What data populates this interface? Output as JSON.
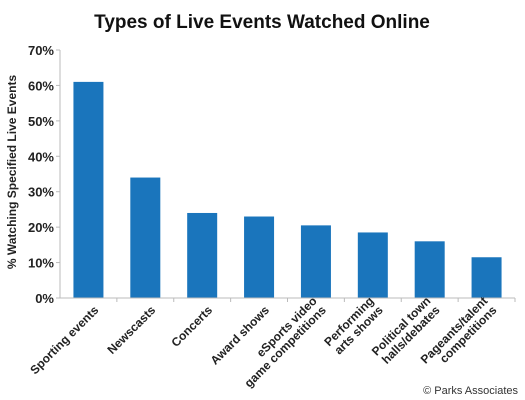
{
  "chart_data": {
    "type": "bar",
    "title": "Types of Live Events Watched Online",
    "xlabel": "",
    "ylabel": "% Watching Specified Live Events",
    "categories": [
      [
        "Sporting events"
      ],
      [
        "Newscasts"
      ],
      [
        "Concerts"
      ],
      [
        "Award shows"
      ],
      [
        "eSports video",
        "game competitions"
      ],
      [
        "Performing",
        "arts shows"
      ],
      [
        "Political town",
        "halls/debates"
      ],
      [
        "Pageants/talent",
        "competitions"
      ]
    ],
    "values": [
      61,
      34,
      24,
      23,
      20.5,
      18.5,
      16,
      11.5
    ],
    "ylim": [
      0,
      70
    ],
    "yticks": [
      "0%",
      "10%",
      "20%",
      "30%",
      "40%",
      "50%",
      "60%",
      "70%"
    ],
    "grid": false,
    "bar_color": "#1a75bc",
    "axis_color": "#bbbbbb",
    "credit": "© Parks Associates"
  }
}
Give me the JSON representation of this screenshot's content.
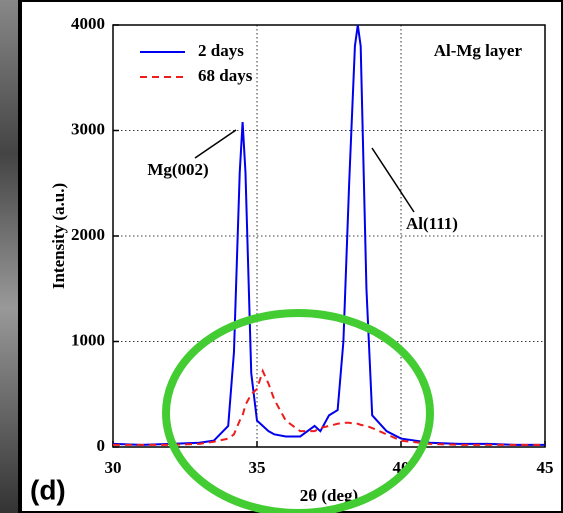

----------

• _Written request_
Reproduce every entry exactly, but omit each picture.

• _Written answer_
What data populates this interface? Output as JSON.
{
  "chart_data": {
    "type": "bar",
    "title": "Types of Live Events Watched Online",
    "xlabel": "",
    "ylabel": "% Watching Specified Live Events",
    "categories": [
      [
        "Sporting events"
      ],
      [
        "Newscasts"
      ],
      [
        "Concerts"
      ],
      [
        "Award shows"
      ],
      [
        "eSports video",
        "game competitions"
      ],
      [
        "Performing",
        "arts shows"
      ],
      [
        "Political town",
        "halls/debates"
      ],
      [
        "Pageants/talent",
        "competitions"
      ]
    ],
    "values": [
      61,
      34,
      24,
      23,
      20.5,
      18.5,
      16,
      11.5
    ],
    "ylim": [
      0,
      70
    ],
    "yticks": [
      "0%",
      "10%",
      "20%",
      "30%",
      "40%",
      "50%",
      "60%",
      "70%"
    ],
    "grid": false,
    "bar_color": "#1a75bc",
    "axis_color": "#bbbbbb",
    "credit": "© Parks Associates"
  }
}
Give me the JSON representation of this screenshot's content.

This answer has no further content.